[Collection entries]
= = = = =

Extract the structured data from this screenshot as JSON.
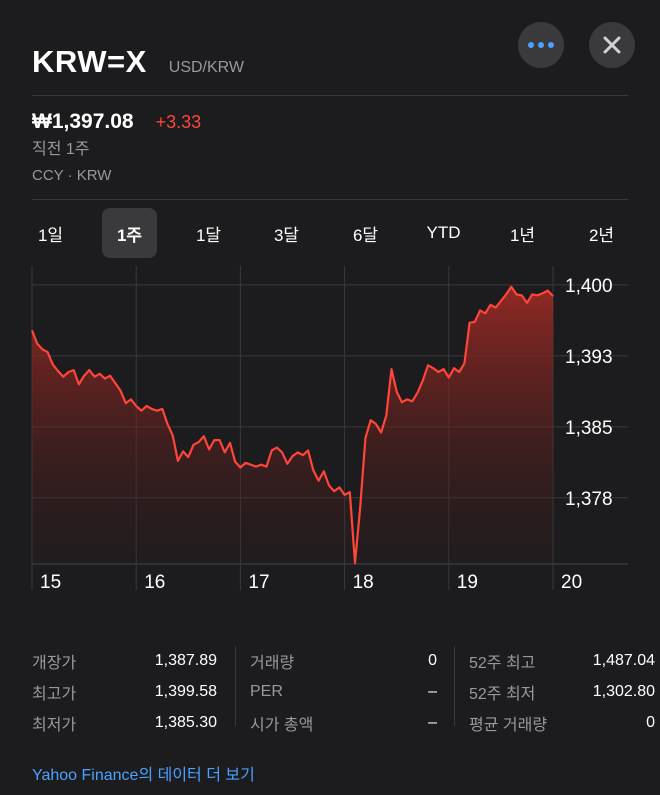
{
  "header": {
    "symbol": "KRW=X",
    "pair": "USD/KRW",
    "more_icon": "ellipsis-icon",
    "close_icon": "close-icon"
  },
  "quote": {
    "price": "₩1,397.08",
    "change": "+3.33",
    "period": "직전 1주",
    "exchange": "CCY · KRW"
  },
  "tabs": [
    {
      "label": "1일",
      "active": false
    },
    {
      "label": "1주",
      "active": true
    },
    {
      "label": "1달",
      "active": false
    },
    {
      "label": "3달",
      "active": false
    },
    {
      "label": "6달",
      "active": false
    },
    {
      "label": "YTD",
      "active": false
    },
    {
      "label": "1년",
      "active": false
    },
    {
      "label": "2년",
      "active": false
    }
  ],
  "chart_data": {
    "type": "area",
    "x_tick_labels": [
      "15",
      "16",
      "17",
      "18",
      "19",
      "20"
    ],
    "y_tick_labels": [
      "1,400",
      "1,393",
      "1,385",
      "1,378"
    ],
    "y_ticks": [
      1400,
      1392.5,
      1385,
      1377.5
    ],
    "ylim": [
      1370.5,
      1402
    ],
    "line_color": "#ff453a",
    "series": [
      {
        "values": [
          1395.2,
          1393.8,
          1393.2,
          1392.9,
          1391.6,
          1390.9,
          1390.3,
          1390.8,
          1391.0,
          1389.5,
          1390.4,
          1391.0,
          1390.3,
          1390.6,
          1390.1,
          1390.4,
          1389.6,
          1388.8,
          1387.5,
          1387.9,
          1387.2,
          1386.7,
          1387.2,
          1386.9,
          1386.7,
          1386.9,
          1385.3,
          1384.1,
          1381.4,
          1382.4,
          1381.8,
          1383.1,
          1383.4,
          1384.0,
          1382.6,
          1383.6,
          1383.6,
          1382.3,
          1383.3,
          1381.3,
          1380.7,
          1381.2,
          1381.0,
          1380.8,
          1381.0,
          1380.8,
          1382.5,
          1382.8,
          1382.3,
          1381.1,
          1381.9,
          1382.3,
          1382.0,
          1382.5,
          1380.4,
          1379.3,
          1380.3,
          1378.8,
          1378.2,
          1378.6,
          1377.8,
          1378.1,
          1370.6,
          1376.5,
          1383.8,
          1385.7,
          1385.3,
          1384.4,
          1386.2,
          1391.1,
          1388.7,
          1387.6,
          1387.9,
          1387.7,
          1388.6,
          1389.9,
          1391.5,
          1391.2,
          1390.8,
          1391.1,
          1390.2,
          1391.2,
          1390.8,
          1391.7,
          1396.0,
          1396.1,
          1397.3,
          1397.0,
          1397.9,
          1397.6,
          1398.3,
          1399.0,
          1399.8,
          1399.0,
          1398.9,
          1398.1,
          1399.0,
          1398.9,
          1399.1,
          1399.4,
          1398.8
        ]
      }
    ]
  },
  "stats": {
    "col1": [
      {
        "label": "개장가",
        "value": "1,387.89"
      },
      {
        "label": "최고가",
        "value": "1,399.58"
      },
      {
        "label": "최저가",
        "value": "1,385.30"
      }
    ],
    "col2": [
      {
        "label": "거래량",
        "value": "0"
      },
      {
        "label": "PER",
        "value": "–"
      },
      {
        "label": "시가 총액",
        "value": "–"
      }
    ],
    "col3": [
      {
        "label": "52주 최고",
        "value": "1,487.04"
      },
      {
        "label": "52주 최저",
        "value": "1,302.80"
      },
      {
        "label": "평균 거래량",
        "value": "0"
      }
    ]
  },
  "footer": {
    "link": "Yahoo Finance의 데이터 더 보기"
  }
}
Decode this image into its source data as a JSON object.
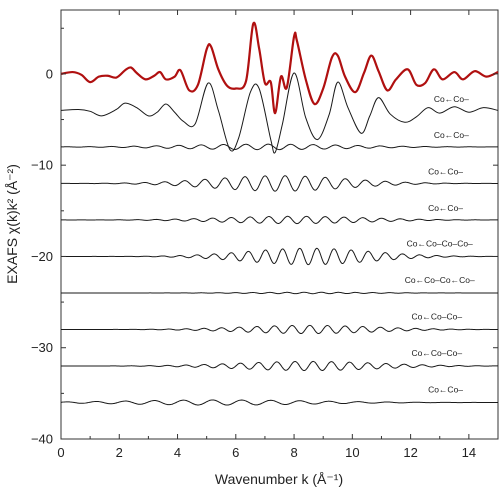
{
  "chart_data": {
    "type": "line",
    "xlabel": "Wavenumber k (Å⁻¹)",
    "ylabel": "EXAFS χ(k)k² (Å⁻²)",
    "xlim": [
      0,
      15
    ],
    "ylim": [
      -40,
      7
    ],
    "x_ticks": [
      0,
      2,
      4,
      6,
      8,
      10,
      12,
      14
    ],
    "y_ticks": [
      0,
      -10,
      -20,
      -30,
      -40
    ],
    "grid": false,
    "legend": "none",
    "series": [
      {
        "color": "#b01010",
        "line_width": 2.2,
        "offset": 0,
        "points": [
          [
            0,
            0
          ],
          [
            0.4,
            0.2
          ],
          [
            0.7,
            -0.1
          ],
          [
            1.0,
            -0.9
          ],
          [
            1.3,
            -0.3
          ],
          [
            1.6,
            -0.2
          ],
          [
            1.9,
            -0.4
          ],
          [
            2.2,
            0.4
          ],
          [
            2.4,
            0.7
          ],
          [
            2.6,
            0.1
          ],
          [
            2.9,
            -0.6
          ],
          [
            3.2,
            -0.2
          ],
          [
            3.4,
            0.2
          ],
          [
            3.6,
            -0.6
          ],
          [
            3.9,
            -0.3
          ],
          [
            4.1,
            0.4
          ],
          [
            4.4,
            -1.8
          ],
          [
            4.7,
            -1.2
          ],
          [
            5.0,
            2.7
          ],
          [
            5.15,
            3.0
          ],
          [
            5.4,
            0.5
          ],
          [
            5.7,
            -1.3
          ],
          [
            6.0,
            -1.6
          ],
          [
            6.35,
            -0.8
          ],
          [
            6.6,
            5.5
          ],
          [
            6.8,
            2.8
          ],
          [
            7.0,
            -1.0
          ],
          [
            7.2,
            -0.9
          ],
          [
            7.35,
            -4.3
          ],
          [
            7.55,
            -0.3
          ],
          [
            7.75,
            -1.5
          ],
          [
            8.0,
            4.1
          ],
          [
            8.1,
            3.6
          ],
          [
            8.4,
            -0.6
          ],
          [
            8.7,
            -3.3
          ],
          [
            9.0,
            -1.6
          ],
          [
            9.3,
            1.8
          ],
          [
            9.5,
            2.0
          ],
          [
            9.75,
            -0.3
          ],
          [
            10.1,
            -2.0
          ],
          [
            10.4,
            0.1
          ],
          [
            10.65,
            2.0
          ],
          [
            10.9,
            0.3
          ],
          [
            11.2,
            -1.8
          ],
          [
            11.5,
            -0.6
          ],
          [
            11.9,
            0.5
          ],
          [
            12.2,
            -1.2
          ],
          [
            12.5,
            -1.0
          ],
          [
            12.8,
            0.5
          ],
          [
            13.1,
            -0.6
          ],
          [
            13.5,
            0.2
          ],
          [
            13.8,
            -0.6
          ],
          [
            14.2,
            0.3
          ],
          [
            14.6,
            -0.3
          ],
          [
            15.0,
            0.2
          ]
        ]
      },
      {
        "offset": -4,
        "points": [
          [
            0,
            0
          ],
          [
            0.6,
            0.1
          ],
          [
            1.0,
            -0.1
          ],
          [
            1.4,
            -0.6
          ],
          [
            1.9,
            0.1
          ],
          [
            2.2,
            0.8
          ],
          [
            2.6,
            0.3
          ],
          [
            3.0,
            -0.6
          ],
          [
            3.3,
            -0.2
          ],
          [
            3.6,
            0.7
          ],
          [
            3.9,
            -0.2
          ],
          [
            4.2,
            -1.2
          ],
          [
            4.6,
            -1.5
          ],
          [
            5.05,
            3.0
          ],
          [
            5.4,
            0.0
          ],
          [
            5.8,
            -4.3
          ],
          [
            6.1,
            -3.0
          ],
          [
            6.5,
            2.0
          ],
          [
            6.8,
            2.4
          ],
          [
            7.2,
            -3.2
          ],
          [
            7.35,
            -4.6
          ],
          [
            7.6,
            -1.5
          ],
          [
            8.0,
            4.1
          ],
          [
            8.4,
            -0.8
          ],
          [
            8.8,
            -3.2
          ],
          [
            9.2,
            -0.5
          ],
          [
            9.5,
            3.1
          ],
          [
            9.85,
            0.3
          ],
          [
            10.3,
            -2.5
          ],
          [
            10.6,
            -0.6
          ],
          [
            10.9,
            1.4
          ],
          [
            11.3,
            -0.4
          ],
          [
            11.8,
            -1.3
          ],
          [
            12.2,
            -0.7
          ],
          [
            12.6,
            0.3
          ],
          [
            13.0,
            -0.3
          ],
          [
            13.5,
            0.4
          ],
          [
            14.0,
            -0.2
          ],
          [
            14.5,
            0.3
          ],
          [
            15.0,
            0.0
          ]
        ]
      },
      {
        "offset": -8,
        "amplitude": 0.3,
        "freq_per_A": 1.3,
        "envelope_center": 7.0,
        "envelope_width": 4.0,
        "phase": 0.0
      },
      {
        "offset": -12,
        "amplitude": 0.85,
        "freq_per_A": 1.45,
        "envelope_center": 7.5,
        "envelope_width": 3.2,
        "phase": 0.6
      },
      {
        "offset": -16,
        "amplitude": 0.4,
        "freq_per_A": 1.55,
        "envelope_center": 8.0,
        "envelope_width": 3.4,
        "phase": 1.2
      },
      {
        "offset": -20,
        "amplitude": 0.9,
        "freq_per_A": 1.7,
        "envelope_center": 8.5,
        "envelope_width": 3.0,
        "phase": 2.0
      },
      {
        "offset": -24,
        "amplitude": 0.08,
        "freq_per_A": 1.7,
        "envelope_center": 8.5,
        "envelope_width": 3.0,
        "phase": 0.4
      },
      {
        "offset": -28,
        "amplitude": 0.45,
        "freq_per_A": 1.65,
        "envelope_center": 8.5,
        "envelope_width": 3.2,
        "phase": 1.0
      },
      {
        "offset": -32,
        "amplitude": 0.5,
        "freq_per_A": 1.6,
        "envelope_center": 8.5,
        "envelope_width": 3.4,
        "phase": 2.5
      },
      {
        "offset": -36,
        "amplitude": 0.28,
        "freq_per_A": 1.0,
        "envelope_center": 5.5,
        "envelope_width": 4.5,
        "phase": 0.3
      }
    ],
    "annotations": [
      {
        "text": "Co←Co–",
        "x": 13.4,
        "y": -3.1
      },
      {
        "text": "Co←Co–",
        "x": 13.4,
        "y": -7.0
      },
      {
        "text": "Co←Co–",
        "x": 13.2,
        "y": -11.0
      },
      {
        "text": "Co←Co–",
        "x": 13.2,
        "y": -15.0
      },
      {
        "text": "Co←Co–Co–Co–",
        "x": 13.0,
        "y": -18.9
      },
      {
        "text": "Co←Co–Co←Co–",
        "x": 13.0,
        "y": -22.9
      },
      {
        "text": "Co←Co–Co–",
        "x": 12.9,
        "y": -26.9
      },
      {
        "text": "Co←Co–Co–",
        "x": 12.9,
        "y": -30.9
      },
      {
        "text": "Co←Co–",
        "x": 13.2,
        "y": -34.9
      }
    ]
  }
}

= = = = =

▶ **Exercise details**: Read the lines above. Gather those in which the string "phase" is found.

▶ **Answer to this exercise**:
        "phase": 0.0
        "phase": 0.6
        "phase": 1.2
        "phase": 2.0
        "phase": 0.4
        "phase": 1.0
        "phase": 2.5
        "phase": 0.3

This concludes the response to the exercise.